§ **Goal**
Print every one of the following items verbatim, reproducing each line with no changes.

§ **Material for the task**
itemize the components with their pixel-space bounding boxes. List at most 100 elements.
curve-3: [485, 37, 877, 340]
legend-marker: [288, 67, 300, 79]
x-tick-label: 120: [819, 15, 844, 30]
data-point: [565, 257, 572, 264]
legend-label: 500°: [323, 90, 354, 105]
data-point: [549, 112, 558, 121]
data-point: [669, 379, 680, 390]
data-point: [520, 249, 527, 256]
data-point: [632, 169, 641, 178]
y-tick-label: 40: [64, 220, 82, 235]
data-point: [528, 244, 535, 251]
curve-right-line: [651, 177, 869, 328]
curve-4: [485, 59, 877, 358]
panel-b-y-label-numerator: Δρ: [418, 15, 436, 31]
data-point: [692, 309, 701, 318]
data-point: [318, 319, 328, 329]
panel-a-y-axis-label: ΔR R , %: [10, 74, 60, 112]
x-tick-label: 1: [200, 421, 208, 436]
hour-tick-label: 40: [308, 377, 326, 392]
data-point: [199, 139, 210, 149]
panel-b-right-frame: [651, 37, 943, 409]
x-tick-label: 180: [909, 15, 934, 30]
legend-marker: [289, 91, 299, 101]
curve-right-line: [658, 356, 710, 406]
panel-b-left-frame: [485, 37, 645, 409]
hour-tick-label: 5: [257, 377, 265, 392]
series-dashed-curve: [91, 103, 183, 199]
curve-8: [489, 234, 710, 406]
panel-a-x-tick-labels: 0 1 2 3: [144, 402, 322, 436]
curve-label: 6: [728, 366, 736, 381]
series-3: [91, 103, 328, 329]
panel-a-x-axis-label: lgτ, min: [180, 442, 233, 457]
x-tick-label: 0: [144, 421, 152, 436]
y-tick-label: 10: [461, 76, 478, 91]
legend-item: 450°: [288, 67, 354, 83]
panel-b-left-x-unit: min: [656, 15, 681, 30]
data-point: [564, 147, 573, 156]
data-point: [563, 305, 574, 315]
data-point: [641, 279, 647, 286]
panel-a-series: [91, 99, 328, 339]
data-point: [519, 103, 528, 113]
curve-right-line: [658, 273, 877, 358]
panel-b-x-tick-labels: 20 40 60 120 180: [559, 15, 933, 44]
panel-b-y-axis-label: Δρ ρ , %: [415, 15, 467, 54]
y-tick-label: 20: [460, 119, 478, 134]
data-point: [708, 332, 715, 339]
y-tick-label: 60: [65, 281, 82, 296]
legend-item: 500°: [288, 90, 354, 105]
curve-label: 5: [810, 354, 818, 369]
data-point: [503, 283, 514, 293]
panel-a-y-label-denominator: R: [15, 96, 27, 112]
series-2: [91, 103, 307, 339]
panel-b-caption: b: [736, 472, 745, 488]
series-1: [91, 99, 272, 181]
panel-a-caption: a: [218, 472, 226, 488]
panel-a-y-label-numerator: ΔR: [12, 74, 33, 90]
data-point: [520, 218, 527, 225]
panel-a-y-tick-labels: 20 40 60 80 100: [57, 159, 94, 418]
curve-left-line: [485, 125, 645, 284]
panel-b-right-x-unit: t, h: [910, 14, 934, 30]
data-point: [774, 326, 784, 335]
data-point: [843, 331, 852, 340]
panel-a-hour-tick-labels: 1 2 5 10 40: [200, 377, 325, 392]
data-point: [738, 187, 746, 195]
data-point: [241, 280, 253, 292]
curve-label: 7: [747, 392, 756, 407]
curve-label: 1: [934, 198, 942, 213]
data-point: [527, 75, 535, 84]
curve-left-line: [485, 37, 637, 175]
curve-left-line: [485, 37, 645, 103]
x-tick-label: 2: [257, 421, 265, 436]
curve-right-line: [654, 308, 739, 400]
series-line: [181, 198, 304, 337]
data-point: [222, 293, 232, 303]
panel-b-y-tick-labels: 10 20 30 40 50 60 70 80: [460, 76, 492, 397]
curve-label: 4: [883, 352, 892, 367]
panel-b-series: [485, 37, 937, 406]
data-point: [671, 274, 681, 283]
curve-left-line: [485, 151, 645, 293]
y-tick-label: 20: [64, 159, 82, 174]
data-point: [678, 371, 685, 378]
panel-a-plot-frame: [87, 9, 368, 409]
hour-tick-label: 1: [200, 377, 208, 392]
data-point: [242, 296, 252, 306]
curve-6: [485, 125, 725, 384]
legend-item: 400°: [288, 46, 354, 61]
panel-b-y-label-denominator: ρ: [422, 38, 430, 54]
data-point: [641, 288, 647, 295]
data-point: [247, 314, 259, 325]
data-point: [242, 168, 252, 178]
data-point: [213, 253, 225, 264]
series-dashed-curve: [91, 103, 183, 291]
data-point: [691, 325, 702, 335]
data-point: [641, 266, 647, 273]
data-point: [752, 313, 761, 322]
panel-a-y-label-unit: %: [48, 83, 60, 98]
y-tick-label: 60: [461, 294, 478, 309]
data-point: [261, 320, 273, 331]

§ **Answer for the task**
itemize the components with their pixel-space bounding boxes. List at most 100 elements.
curve-3: [485, 37, 877, 340]
legend-marker: [288, 67, 300, 79]
x-tick-label: 120: [819, 15, 844, 30]
data-point: [565, 257, 572, 264]
legend-label: 500°: [323, 90, 354, 105]
data-point: [549, 112, 558, 121]
data-point: [669, 379, 680, 390]
data-point: [520, 249, 527, 256]
data-point: [632, 169, 641, 178]
y-tick-label: 40: [64, 220, 82, 235]
data-point: [528, 244, 535, 251]
curve-right-line: [651, 177, 869, 328]
curve-4: [485, 59, 877, 358]
panel-b-y-label-numerator: Δρ: [418, 15, 436, 31]
data-point: [692, 309, 701, 318]
data-point: [318, 319, 328, 329]
panel-a-y-axis-label: ΔR R , %: [10, 74, 60, 112]
x-tick-label: 1: [200, 421, 208, 436]
hour-tick-label: 40: [308, 377, 326, 392]
data-point: [199, 139, 210, 149]
panel-b-right-frame: [651, 37, 943, 409]
x-tick-label: 180: [909, 15, 934, 30]
legend-marker: [289, 91, 299, 101]
curve-right-line: [658, 356, 710, 406]
panel-b-left-frame: [485, 37, 645, 409]
hour-tick-label: 5: [257, 377, 265, 392]
series-dashed-curve: [91, 103, 183, 199]
curve-8: [489, 234, 710, 406]
panel-a-x-tick-labels: 0 1 2 3: [144, 402, 322, 436]
curve-label: 6: [728, 366, 736, 381]
series-3: [91, 103, 328, 329]
panel-a-x-axis-label: lgτ, min: [180, 442, 233, 457]
x-tick-label: 0: [144, 421, 152, 436]
y-tick-label: 10: [461, 76, 478, 91]
legend-item: 450°: [288, 67, 354, 83]
panel-b-left-x-unit: min: [656, 15, 681, 30]
data-point: [564, 147, 573, 156]
data-point: [563, 305, 574, 315]
data-point: [641, 279, 647, 286]
panel-a-series: [91, 99, 328, 339]
data-point: [519, 103, 528, 113]
curve-right-line: [658, 273, 877, 358]
panel-b-x-tick-labels: 20 40 60 120 180: [559, 15, 933, 44]
panel-b-y-axis-label: Δρ ρ , %: [415, 15, 467, 54]
y-tick-label: 20: [460, 119, 478, 134]
data-point: [708, 332, 715, 339]
y-tick-label: 60: [65, 281, 82, 296]
legend-item: 500°: [288, 90, 354, 105]
curve-label: 5: [810, 354, 818, 369]
data-point: [503, 283, 514, 293]
panel-a-y-label-denominator: R: [15, 96, 27, 112]
series-2: [91, 103, 307, 339]
panel-b-caption: b: [736, 472, 745, 488]
series-1: [91, 99, 272, 181]
panel-a-caption: a: [218, 472, 226, 488]
panel-a-y-label-numerator: ΔR: [12, 74, 33, 90]
data-point: [520, 218, 527, 225]
panel-a-y-tick-labels: 20 40 60 80 100: [57, 159, 94, 418]
curve-left-line: [485, 125, 645, 284]
panel-b-right-x-unit: t, h: [910, 14, 934, 30]
data-point: [774, 326, 784, 335]
data-point: [843, 331, 852, 340]
panel-a-hour-tick-labels: 1 2 5 10 40: [200, 377, 325, 392]
data-point: [738, 187, 746, 195]
data-point: [241, 280, 253, 292]
curve-label: 7: [747, 392, 756, 407]
curve-label: 1: [934, 198, 942, 213]
data-point: [527, 75, 535, 84]
curve-left-line: [485, 37, 637, 175]
curve-left-line: [485, 37, 645, 103]
x-tick-label: 2: [257, 421, 265, 436]
curve-right-line: [654, 308, 739, 400]
series-line: [181, 198, 304, 337]
data-point: [222, 293, 232, 303]
panel-b-y-tick-labels: 10 20 30 40 50 60 70 80: [460, 76, 492, 397]
curve-label: 4: [883, 352, 892, 367]
panel-b-series: [485, 37, 937, 406]
data-point: [671, 274, 681, 283]
curve-left-line: [485, 151, 645, 293]
y-tick-label: 20: [64, 159, 82, 174]
data-point: [678, 371, 685, 378]
panel-a-plot-frame: [87, 9, 368, 409]
hour-tick-label: 1: [200, 377, 208, 392]
data-point: [242, 296, 252, 306]
curve-6: [485, 125, 725, 384]
legend-item: 400°: [288, 46, 354, 61]
panel-b-y-label-denominator: ρ: [422, 38, 430, 54]
data-point: [641, 288, 647, 295]
data-point: [247, 314, 259, 325]
data-point: [242, 168, 252, 178]
data-point: [213, 253, 225, 264]
series-dashed-curve: [91, 103, 183, 291]
data-point: [691, 325, 702, 335]
data-point: [641, 266, 647, 273]
data-point: [752, 313, 761, 322]
panel-a-y-label-unit: %: [48, 83, 60, 98]
y-tick-label: 60: [461, 294, 478, 309]
data-point: [261, 320, 273, 331]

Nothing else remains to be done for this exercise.